◆ Work to complete: Extract each line of the data below exactly as written.

::: Recorded data

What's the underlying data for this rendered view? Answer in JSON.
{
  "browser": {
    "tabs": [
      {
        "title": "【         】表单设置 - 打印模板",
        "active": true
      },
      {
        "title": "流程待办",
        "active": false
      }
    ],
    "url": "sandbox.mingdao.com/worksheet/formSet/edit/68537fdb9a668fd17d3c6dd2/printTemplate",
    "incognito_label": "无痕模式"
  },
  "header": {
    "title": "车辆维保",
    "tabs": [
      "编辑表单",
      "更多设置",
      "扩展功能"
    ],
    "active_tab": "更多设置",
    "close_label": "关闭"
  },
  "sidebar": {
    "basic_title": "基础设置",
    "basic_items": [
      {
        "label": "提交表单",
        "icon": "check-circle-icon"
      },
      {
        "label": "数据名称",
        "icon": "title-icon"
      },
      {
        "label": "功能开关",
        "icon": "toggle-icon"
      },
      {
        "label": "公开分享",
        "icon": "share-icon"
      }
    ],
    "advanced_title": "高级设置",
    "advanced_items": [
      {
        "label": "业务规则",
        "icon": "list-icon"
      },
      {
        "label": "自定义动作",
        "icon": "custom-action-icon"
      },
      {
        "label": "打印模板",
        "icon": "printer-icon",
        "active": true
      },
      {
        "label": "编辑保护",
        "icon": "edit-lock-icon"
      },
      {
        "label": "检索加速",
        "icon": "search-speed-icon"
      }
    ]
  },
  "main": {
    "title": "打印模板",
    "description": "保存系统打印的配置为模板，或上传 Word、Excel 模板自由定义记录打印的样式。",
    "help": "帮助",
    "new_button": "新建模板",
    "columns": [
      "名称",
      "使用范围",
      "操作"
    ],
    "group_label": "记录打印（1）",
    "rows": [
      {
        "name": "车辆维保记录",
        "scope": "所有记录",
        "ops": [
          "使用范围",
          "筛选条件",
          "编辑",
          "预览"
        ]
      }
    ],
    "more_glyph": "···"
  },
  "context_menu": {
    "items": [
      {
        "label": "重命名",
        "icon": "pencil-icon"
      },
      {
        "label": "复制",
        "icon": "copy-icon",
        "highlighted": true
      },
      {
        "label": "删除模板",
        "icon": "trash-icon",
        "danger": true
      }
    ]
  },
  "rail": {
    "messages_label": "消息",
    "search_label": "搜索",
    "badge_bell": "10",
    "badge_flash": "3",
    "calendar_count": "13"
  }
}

::::::

◆ Task answer:
What's the underlying data for this rendered view? Answer in JSON.
{
  "browser": {
    "tabs": [
      {
        "title": "【         】表单设置 - 打印模板",
        "active": true
      },
      {
        "title": "流程待办",
        "active": false
      }
    ],
    "url": "sandbox.mingdao.com/worksheet/formSet/edit/68537fdb9a668fd17d3c6dd2/printTemplate",
    "incognito_label": "无痕模式"
  },
  "header": {
    "title": "车辆维保",
    "tabs": [
      "编辑表单",
      "更多设置",
      "扩展功能"
    ],
    "active_tab": "更多设置",
    "close_label": "关闭"
  },
  "sidebar": {
    "basic_title": "基础设置",
    "basic_items": [
      {
        "label": "提交表单",
        "icon": "check-circle-icon"
      },
      {
        "label": "数据名称",
        "icon": "title-icon"
      },
      {
        "label": "功能开关",
        "icon": "toggle-icon"
      },
      {
        "label": "公开分享",
        "icon": "share-icon"
      }
    ],
    "advanced_title": "高级设置",
    "advanced_items": [
      {
        "label": "业务规则",
        "icon": "list-icon"
      },
      {
        "label": "自定义动作",
        "icon": "custom-action-icon"
      },
      {
        "label": "打印模板",
        "icon": "printer-icon",
        "active": true
      },
      {
        "label": "编辑保护",
        "icon": "edit-lock-icon"
      },
      {
        "label": "检索加速",
        "icon": "search-speed-icon"
      }
    ]
  },
  "main": {
    "title": "打印模板",
    "description": "保存系统打印的配置为模板，或上传 Word、Excel 模板自由定义记录打印的样式。",
    "help": "帮助",
    "new_button": "新建模板",
    "columns": [
      "名称",
      "使用范围",
      "操作"
    ],
    "group_label": "记录打印（1）",
    "rows": [
      {
        "name": "车辆维保记录",
        "scope": "所有记录",
        "ops": [
          "使用范围",
          "筛选条件",
          "编辑",
          "预览"
        ]
      }
    ],
    "more_glyph": "···"
  },
  "context_menu": {
    "items": [
      {
        "label": "重命名",
        "icon": "pencil-icon"
      },
      {
        "label": "复制",
        "icon": "copy-icon",
        "highlighted": true
      },
      {
        "label": "删除模板",
        "icon": "trash-icon",
        "danger": true
      }
    ]
  },
  "rail": {
    "messages_label": "消息",
    "search_label": "搜索",
    "badge_bell": "10",
    "badge_flash": "3",
    "calendar_count": "13"
  }
}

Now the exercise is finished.